_TASK TO COMPLETE_
Bring together all lines of the material below that contain the string "question".

_MATERIALS PROVIDED_
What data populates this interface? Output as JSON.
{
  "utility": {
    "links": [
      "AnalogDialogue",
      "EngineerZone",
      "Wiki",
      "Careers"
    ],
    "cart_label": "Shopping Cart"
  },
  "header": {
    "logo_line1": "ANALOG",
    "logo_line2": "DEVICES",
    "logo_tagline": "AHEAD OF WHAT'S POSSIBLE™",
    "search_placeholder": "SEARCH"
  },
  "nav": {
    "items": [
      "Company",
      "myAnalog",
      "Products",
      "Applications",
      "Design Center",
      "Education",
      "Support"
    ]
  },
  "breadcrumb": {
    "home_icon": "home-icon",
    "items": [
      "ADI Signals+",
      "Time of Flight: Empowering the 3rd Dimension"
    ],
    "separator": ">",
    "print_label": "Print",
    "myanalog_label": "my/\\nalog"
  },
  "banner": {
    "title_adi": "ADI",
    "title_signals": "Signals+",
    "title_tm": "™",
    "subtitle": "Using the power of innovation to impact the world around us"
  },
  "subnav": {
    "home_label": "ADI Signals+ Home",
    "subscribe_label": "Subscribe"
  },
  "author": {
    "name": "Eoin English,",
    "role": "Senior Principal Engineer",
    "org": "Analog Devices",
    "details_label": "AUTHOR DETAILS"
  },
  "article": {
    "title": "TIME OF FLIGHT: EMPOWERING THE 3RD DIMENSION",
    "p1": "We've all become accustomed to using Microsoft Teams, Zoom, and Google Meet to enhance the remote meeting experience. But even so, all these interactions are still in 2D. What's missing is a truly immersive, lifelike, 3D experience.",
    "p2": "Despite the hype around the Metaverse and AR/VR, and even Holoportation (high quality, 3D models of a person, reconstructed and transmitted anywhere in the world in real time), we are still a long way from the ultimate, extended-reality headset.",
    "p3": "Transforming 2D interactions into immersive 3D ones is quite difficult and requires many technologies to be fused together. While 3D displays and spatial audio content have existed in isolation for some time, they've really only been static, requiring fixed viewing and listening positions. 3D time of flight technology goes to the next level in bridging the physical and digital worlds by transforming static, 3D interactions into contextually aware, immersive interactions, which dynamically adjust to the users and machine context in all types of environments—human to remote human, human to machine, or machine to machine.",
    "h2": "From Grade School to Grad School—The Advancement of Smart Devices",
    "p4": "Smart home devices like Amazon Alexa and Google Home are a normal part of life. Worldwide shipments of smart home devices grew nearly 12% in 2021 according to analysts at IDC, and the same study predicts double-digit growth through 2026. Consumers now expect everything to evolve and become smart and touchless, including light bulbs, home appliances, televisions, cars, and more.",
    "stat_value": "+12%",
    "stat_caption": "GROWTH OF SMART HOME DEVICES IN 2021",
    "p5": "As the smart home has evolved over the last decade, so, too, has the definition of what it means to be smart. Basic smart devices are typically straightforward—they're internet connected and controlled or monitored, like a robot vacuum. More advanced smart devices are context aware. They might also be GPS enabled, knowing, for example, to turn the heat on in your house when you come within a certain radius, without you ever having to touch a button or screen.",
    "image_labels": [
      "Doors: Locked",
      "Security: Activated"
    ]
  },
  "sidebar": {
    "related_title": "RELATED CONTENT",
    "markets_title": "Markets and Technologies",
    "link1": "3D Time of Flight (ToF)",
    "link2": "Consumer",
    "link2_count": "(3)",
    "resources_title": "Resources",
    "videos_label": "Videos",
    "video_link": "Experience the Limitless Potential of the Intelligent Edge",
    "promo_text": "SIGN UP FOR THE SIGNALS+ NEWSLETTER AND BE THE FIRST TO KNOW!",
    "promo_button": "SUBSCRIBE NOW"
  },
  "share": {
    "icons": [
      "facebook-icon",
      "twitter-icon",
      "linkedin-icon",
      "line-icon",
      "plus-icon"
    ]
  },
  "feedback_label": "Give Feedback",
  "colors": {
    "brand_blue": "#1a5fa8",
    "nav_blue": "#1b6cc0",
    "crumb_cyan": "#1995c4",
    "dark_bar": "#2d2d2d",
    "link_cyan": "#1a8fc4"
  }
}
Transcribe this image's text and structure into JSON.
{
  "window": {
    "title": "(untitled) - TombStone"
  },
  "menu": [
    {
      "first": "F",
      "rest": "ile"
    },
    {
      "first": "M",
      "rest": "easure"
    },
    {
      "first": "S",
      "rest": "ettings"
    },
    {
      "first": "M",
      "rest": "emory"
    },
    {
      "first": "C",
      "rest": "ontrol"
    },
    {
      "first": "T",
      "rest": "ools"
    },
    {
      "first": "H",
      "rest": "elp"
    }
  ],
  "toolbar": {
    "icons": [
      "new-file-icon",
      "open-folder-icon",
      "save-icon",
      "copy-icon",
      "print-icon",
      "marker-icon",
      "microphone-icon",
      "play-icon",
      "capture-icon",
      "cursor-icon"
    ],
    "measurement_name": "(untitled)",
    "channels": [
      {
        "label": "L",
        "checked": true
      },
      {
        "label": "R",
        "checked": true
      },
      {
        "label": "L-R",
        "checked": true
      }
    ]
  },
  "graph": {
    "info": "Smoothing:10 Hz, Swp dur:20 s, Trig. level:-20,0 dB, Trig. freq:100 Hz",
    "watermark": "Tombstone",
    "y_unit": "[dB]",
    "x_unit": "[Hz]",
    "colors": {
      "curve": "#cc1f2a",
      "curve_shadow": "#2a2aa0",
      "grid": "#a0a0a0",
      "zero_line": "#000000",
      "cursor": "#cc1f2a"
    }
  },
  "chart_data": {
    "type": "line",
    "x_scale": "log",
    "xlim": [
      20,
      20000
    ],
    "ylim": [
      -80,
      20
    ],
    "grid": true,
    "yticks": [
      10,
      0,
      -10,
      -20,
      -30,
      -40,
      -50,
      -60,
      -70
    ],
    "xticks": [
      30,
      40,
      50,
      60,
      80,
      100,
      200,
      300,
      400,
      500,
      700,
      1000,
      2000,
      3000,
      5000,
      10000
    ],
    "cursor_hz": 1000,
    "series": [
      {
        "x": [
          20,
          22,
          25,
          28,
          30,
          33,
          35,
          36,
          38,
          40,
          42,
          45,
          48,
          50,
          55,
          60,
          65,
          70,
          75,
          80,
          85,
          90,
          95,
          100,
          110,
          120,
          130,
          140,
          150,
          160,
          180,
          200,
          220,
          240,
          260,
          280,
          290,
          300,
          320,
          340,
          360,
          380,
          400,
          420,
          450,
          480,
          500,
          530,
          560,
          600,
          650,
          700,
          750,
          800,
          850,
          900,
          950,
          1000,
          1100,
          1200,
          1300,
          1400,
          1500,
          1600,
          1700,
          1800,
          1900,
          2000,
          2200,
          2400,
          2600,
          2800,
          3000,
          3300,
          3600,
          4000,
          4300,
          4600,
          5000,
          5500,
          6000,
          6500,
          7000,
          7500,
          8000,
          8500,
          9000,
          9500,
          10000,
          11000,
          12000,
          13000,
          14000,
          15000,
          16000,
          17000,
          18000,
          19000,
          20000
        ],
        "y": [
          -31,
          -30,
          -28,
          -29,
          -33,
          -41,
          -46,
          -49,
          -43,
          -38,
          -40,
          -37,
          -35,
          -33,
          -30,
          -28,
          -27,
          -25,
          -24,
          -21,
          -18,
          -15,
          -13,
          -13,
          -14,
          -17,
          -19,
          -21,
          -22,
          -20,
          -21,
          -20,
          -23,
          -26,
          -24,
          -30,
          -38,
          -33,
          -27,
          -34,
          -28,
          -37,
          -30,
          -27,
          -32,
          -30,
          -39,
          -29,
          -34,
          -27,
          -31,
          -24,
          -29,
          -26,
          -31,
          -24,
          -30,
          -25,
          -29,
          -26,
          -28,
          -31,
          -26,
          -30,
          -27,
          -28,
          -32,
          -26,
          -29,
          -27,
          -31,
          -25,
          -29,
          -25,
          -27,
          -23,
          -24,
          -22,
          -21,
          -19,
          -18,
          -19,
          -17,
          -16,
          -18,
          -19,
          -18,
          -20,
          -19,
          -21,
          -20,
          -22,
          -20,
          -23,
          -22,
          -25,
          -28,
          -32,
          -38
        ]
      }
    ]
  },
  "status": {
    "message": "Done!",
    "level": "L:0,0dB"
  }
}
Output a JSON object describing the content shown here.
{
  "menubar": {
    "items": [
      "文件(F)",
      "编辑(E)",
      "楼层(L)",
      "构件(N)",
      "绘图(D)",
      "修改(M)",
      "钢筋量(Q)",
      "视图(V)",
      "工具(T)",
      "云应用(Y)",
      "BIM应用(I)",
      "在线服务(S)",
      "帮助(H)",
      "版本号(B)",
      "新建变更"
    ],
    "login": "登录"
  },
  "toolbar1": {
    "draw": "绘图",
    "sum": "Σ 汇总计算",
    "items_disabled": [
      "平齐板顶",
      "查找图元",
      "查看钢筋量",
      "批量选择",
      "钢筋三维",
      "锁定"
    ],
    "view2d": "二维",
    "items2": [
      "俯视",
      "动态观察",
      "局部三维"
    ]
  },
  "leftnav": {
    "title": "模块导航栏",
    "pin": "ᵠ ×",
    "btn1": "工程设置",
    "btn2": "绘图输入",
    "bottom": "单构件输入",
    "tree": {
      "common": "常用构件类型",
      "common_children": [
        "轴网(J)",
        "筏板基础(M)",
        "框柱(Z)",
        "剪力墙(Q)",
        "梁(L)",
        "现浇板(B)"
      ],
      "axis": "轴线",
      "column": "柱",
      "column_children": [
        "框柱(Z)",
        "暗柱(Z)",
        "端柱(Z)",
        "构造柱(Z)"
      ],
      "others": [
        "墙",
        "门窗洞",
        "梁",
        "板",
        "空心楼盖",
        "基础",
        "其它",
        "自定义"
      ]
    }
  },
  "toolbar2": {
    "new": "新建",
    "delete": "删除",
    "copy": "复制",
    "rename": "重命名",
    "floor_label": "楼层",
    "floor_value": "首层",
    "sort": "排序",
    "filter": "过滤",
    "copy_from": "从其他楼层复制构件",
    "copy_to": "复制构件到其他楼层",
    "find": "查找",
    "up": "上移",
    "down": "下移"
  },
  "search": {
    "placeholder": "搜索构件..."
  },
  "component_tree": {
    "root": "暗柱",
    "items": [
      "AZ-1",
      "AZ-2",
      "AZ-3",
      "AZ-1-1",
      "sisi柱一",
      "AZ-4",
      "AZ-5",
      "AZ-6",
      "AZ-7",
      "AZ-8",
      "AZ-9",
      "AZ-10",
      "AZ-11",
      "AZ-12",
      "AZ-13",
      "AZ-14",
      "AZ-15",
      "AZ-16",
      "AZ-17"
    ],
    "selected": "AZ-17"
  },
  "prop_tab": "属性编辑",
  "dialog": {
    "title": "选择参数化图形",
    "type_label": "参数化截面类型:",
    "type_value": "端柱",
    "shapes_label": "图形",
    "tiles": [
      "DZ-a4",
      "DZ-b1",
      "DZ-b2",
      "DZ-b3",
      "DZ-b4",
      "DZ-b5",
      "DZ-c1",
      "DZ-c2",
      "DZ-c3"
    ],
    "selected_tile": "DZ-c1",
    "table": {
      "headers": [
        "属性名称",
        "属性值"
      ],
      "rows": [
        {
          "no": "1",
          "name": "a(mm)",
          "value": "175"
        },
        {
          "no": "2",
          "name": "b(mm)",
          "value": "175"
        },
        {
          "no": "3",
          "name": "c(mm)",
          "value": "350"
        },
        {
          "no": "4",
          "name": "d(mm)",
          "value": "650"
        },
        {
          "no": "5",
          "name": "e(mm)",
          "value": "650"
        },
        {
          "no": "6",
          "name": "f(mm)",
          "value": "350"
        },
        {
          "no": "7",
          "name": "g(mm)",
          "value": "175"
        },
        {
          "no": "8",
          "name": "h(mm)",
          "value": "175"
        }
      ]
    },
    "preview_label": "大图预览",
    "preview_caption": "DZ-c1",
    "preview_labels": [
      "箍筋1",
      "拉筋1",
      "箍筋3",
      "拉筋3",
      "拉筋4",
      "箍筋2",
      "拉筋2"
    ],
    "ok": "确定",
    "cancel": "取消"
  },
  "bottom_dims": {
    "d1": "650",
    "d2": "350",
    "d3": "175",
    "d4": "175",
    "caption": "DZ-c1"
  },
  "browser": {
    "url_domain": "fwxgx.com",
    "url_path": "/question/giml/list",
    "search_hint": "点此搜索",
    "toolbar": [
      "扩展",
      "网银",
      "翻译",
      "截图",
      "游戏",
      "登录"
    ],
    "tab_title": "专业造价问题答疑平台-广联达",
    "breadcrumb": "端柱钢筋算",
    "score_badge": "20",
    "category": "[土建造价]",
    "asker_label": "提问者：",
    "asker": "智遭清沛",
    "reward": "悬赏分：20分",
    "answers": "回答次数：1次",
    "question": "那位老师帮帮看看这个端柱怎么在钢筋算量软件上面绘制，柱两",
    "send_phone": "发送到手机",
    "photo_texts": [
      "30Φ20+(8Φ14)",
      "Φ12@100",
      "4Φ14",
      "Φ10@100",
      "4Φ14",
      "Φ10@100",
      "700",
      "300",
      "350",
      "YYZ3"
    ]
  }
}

_ANSWER TO THE TASK_
    "url_path": "/question/giml/list",
    "question": "那位老师帮帮看看这个端柱怎么在钢筋算量软件上面绘制，柱两",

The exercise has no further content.